Start The data

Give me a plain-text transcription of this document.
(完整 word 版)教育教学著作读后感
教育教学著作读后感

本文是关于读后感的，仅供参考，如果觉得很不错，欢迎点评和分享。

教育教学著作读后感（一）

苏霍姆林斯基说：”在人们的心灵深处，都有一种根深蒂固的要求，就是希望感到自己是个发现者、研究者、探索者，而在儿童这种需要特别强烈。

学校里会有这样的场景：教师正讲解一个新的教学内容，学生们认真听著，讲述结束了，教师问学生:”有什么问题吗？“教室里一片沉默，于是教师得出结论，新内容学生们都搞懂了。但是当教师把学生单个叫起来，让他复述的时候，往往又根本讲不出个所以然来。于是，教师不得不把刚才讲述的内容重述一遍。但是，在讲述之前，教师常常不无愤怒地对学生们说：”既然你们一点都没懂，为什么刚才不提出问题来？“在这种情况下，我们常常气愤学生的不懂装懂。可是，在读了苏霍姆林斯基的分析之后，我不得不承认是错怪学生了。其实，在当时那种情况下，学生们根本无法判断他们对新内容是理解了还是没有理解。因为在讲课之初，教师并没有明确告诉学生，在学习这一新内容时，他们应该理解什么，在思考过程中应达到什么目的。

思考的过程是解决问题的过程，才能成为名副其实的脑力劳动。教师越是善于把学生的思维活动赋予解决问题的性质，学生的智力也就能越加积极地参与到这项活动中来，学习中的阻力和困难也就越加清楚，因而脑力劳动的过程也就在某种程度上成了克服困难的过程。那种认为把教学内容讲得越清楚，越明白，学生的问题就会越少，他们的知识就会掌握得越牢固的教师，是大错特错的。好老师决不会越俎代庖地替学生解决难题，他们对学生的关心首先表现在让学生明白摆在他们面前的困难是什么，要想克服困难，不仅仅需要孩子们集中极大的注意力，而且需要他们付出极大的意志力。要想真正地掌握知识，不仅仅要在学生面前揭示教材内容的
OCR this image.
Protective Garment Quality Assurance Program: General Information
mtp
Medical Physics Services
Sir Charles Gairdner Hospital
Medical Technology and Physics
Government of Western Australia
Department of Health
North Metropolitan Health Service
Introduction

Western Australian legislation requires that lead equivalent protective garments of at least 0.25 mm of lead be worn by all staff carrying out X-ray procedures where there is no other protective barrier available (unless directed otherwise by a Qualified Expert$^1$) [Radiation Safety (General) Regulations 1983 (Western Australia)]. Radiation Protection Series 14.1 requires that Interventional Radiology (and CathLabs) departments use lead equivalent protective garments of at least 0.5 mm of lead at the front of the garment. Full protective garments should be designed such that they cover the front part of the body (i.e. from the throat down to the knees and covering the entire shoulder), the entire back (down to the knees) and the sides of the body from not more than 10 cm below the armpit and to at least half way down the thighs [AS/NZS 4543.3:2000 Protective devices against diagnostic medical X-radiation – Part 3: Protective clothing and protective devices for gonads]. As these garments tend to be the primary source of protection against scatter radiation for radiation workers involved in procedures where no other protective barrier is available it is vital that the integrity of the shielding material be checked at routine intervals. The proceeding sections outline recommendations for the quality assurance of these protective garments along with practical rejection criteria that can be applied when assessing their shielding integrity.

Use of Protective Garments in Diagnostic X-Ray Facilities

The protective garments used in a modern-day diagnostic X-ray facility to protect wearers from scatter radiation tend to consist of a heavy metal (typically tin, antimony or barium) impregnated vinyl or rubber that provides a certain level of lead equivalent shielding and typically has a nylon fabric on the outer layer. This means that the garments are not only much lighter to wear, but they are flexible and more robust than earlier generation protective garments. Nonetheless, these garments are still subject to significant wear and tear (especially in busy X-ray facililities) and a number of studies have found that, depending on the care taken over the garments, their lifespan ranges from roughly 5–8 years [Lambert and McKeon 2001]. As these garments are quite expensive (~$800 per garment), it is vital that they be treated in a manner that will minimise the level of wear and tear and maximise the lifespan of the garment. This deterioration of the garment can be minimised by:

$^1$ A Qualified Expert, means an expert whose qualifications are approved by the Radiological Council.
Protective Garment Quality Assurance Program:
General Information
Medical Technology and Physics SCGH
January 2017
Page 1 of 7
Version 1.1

End The data

What to work on.
Copy out each line in the preceding records that contains "Program".

Output of the exercise.
Protective Garment Quality Assurance Program: General Information
Protective Garment Quality Assurance Program:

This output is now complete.